__WORK REQUIRED__
Report all lines from the entries below in which "text" appears.

== PROVIDED DATA ==

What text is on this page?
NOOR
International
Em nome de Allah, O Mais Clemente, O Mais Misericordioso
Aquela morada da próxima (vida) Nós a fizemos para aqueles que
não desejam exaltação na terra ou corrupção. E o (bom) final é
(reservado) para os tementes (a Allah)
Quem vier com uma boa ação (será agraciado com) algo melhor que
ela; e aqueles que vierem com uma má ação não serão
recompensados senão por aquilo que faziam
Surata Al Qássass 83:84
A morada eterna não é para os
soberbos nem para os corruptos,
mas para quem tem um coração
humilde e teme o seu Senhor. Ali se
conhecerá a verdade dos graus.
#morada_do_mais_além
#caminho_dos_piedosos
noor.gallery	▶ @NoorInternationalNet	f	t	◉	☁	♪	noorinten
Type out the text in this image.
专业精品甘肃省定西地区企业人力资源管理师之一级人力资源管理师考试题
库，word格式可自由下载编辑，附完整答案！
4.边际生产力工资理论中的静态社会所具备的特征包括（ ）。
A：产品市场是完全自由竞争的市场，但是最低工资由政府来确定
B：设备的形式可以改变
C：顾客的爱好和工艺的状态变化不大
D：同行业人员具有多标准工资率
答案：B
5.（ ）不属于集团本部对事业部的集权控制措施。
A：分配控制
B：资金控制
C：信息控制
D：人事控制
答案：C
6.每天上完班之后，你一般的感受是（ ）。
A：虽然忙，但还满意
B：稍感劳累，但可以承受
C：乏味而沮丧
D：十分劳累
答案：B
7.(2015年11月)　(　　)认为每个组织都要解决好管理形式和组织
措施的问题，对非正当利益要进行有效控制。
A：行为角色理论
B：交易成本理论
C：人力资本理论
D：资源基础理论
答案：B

===

__OUTPUT OF THE TASK__
What text is on this page?
Type out the text in this image.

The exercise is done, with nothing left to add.